:: Exercise prompt ::
In the entries, find all lines that hold the word "Otilia" and copy them.

-- begin Record list --

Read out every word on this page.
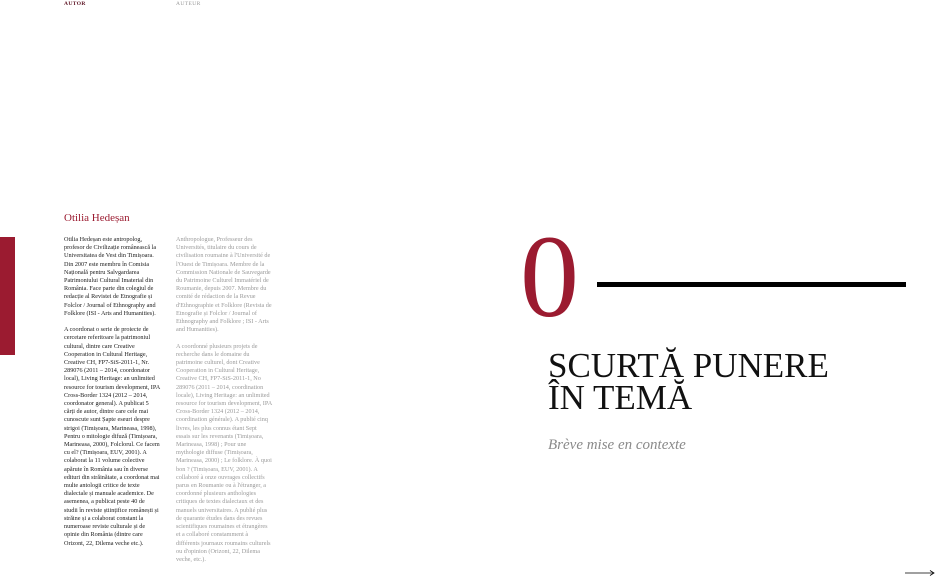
AUTOR	AUTEUR
Otilia Hedeșan

Otilia Hedeșan este antropolog, profesor de Civilizație românească la Universitatea de Vest din Timișoara. Din 2007 este membru în Comisia Națională pentru Salvgardarea Patrimoniului Cultural Imaterial din România. Face parte din colegiul de redacție al Revistei de Etnografie și Folclor / Journal of Ethnography and Folklore (ISI - Arts and Humanities).

A coordonat o serie de proiecte de cercetare referitoare la patrimoniul cultural, dintre care Creative Cooperation in Cultural Heritage, Creative CH, FP7-SiS-2011-1, Nr. 289076 (2011 – 2014, coordonator local), Living Heritage: an unlimited resource for tourism development, IPA Cross-Border 1324 (2012 – 2014, coordonator general). A publicat 5 cărți de autor, dintre care cele mai cunoscute sunt Șapte eseuri despre strigoi (Timișoara, Marineasa, 1998), Pentru o mitologie difuză (Timișoara, Marineasa, 2000), Folclorul. Ce facem cu el? (Timișoara, EUV, 2001). A colaborat la 11 volume colective apărute în România sau în diverse edituri din străinătate, a coordonat mai multe antologii critice de texte dialectale și manuale academice. De asemenea, a publicat peste 40 de studii în reviste științifice românești și străine și a colaborat constant la numeroase reviste culturale și de opinie din România (dintre care Orizont, 22, Dilema veche etc.).

Anthropologue, Professeur des Universités, titulaire du cours de civilisation roumaine à l'Université de l'Ouest de Timișoara. Membre de la Commission Nationale de Sauvegarde du Patrimoine Culturel Immatériel de Roumanie, depuis 2007. Membre du comité de rédaction de la Revue d'Ethnographie et Folklore (Revista de Etnografie și Folclor / Journal of Ethnography and Folklore ; ISI - Arts and Humanities).

A coordonné plusieurs projets de recherche dans le domaine du patrimoine culturel, dont Creative Cooperation in Cultural Heritage, Creative CH, FP7-SiS-2011-1, No 289076 (2011 – 2014, coordination locale), Living Heritage: an unlimited resource for tourism development, IPA Cross-Border 1324 (2012 – 2014, coordination générale). A publié cinq livres, les plus connus étant Sept essais sur les revenants (Timișoara, Marineasa, 1998) ; Pour une mythologie diffuse (Timișoara, Marineasa, 2000) ; Le folklore. À quoi bon ? (Timișoara, EUV, 2001). A collaboré à onze ouvrages collectifs parus en Roumanie ou à l'étranger, a coordonné plusieurs anthologies critiques de textes dialectaux et des manuels universitaires. A publié plus de quarante études dans des revues scientifiques roumaines et étrangères et a collaboré constamment à différents journaux roumains culturels ou d'opinion (Orizont, 22, Dilema veche, etc.).

0
SCURTĂ PUNERE
ÎN TEMĂ
Brève mise en contexte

-- end Record list --

:: Complete output ::
Otilia Hedeșan
Otilia Hedeșan este antropolog, profesor de Civilizație românească la Universitatea de Vest din Timișoara. Din 2007 este membru în Comisia Națională pentru Salvgardarea Patrimoniului Cultural Imaterial din România. Face parte din colegiul de redacție al Revistei de Etnografie și Folclor / Journal of Ethnography and Folklore (ISI - Arts and Humanities).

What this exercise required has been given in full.